## [EXERCISE REQUIREMENTS]
Reproduce every line of the material below, but drop the pictures.

Items from a data source:
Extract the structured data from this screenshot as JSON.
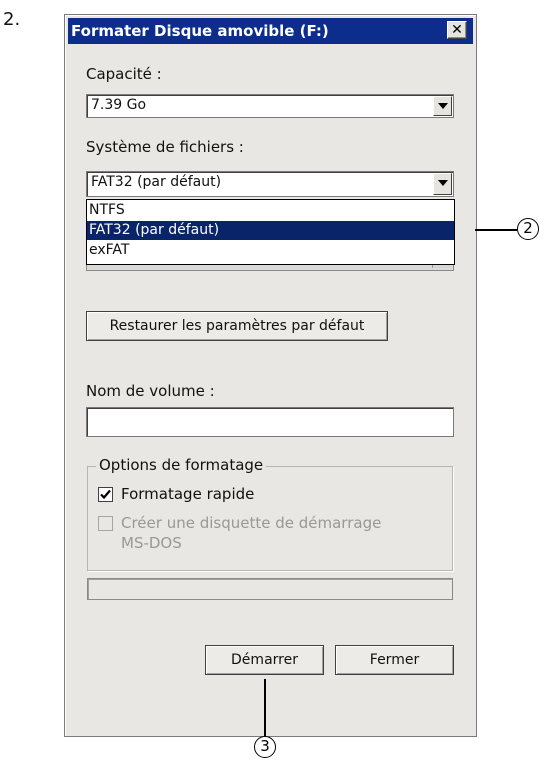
{
  "step_number": "2.",
  "dialog": {
    "title": "Formater Disque amovible (F:)",
    "close_icon": "close-icon",
    "close_glyph": "✕"
  },
  "capacity": {
    "label": "Capacité :",
    "value": "7.39 Go"
  },
  "file_system": {
    "label": "Système de fichiers :",
    "value": "FAT32 (par défaut)",
    "options": [
      "NTFS",
      "FAT32 (par défaut)",
      "exFAT"
    ],
    "selected_index": 1
  },
  "restore_defaults_label": "Restaurer les paramètres par défaut",
  "volume_name": {
    "label": "Nom de volume :",
    "value": ""
  },
  "format_options": {
    "legend": "Options de formatage",
    "quick_format": {
      "label": "Formatage rapide",
      "checked": true
    },
    "msdos_startup": {
      "label_line1": "Créer une disquette de démarrage",
      "label_line2": "MS-DOS",
      "checked": false,
      "disabled": true
    }
  },
  "progress": {
    "value": 0
  },
  "buttons": {
    "start": "Démarrer",
    "close": "Fermer"
  },
  "callouts": {
    "dropdown_callout": "2",
    "start_callout": "3"
  },
  "colors": {
    "titlebar": "#0c2d8c",
    "selection": "#0a246a",
    "dialog_bg": "#e9e7e3"
  }
}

## [ANSWER TO THIS TASK]
Extract the structured data from this screenshot as JSON.
{
  "step_number": "2.",
  "dialog": {
    "title": "Formater Disque amovible (F:)",
    "close_icon": "close-icon",
    "close_glyph": "✕"
  },
  "capacity": {
    "label": "Capacité :",
    "value": "7.39 Go"
  },
  "file_system": {
    "label": "Système de fichiers :",
    "value": "FAT32 (par défaut)",
    "options": [
      "NTFS",
      "FAT32 (par défaut)",
      "exFAT"
    ],
    "selected_index": 1
  },
  "restore_defaults_label": "Restaurer les paramètres par défaut",
  "volume_name": {
    "label": "Nom de volume :",
    "value": ""
  },
  "format_options": {
    "legend": "Options de formatage",
    "quick_format": {
      "label": "Formatage rapide",
      "checked": true
    },
    "msdos_startup": {
      "label_line1": "Créer une disquette de démarrage",
      "label_line2": "MS-DOS",
      "checked": false,
      "disabled": true
    }
  },
  "progress": {
    "value": 0
  },
  "buttons": {
    "start": "Démarrer",
    "close": "Fermer"
  },
  "callouts": {
    "dropdown_callout": "2",
    "start_callout": "3"
  },
  "colors": {
    "titlebar": "#0c2d8c",
    "selection": "#0a246a",
    "dialog_bg": "#e9e7e3"
  }
}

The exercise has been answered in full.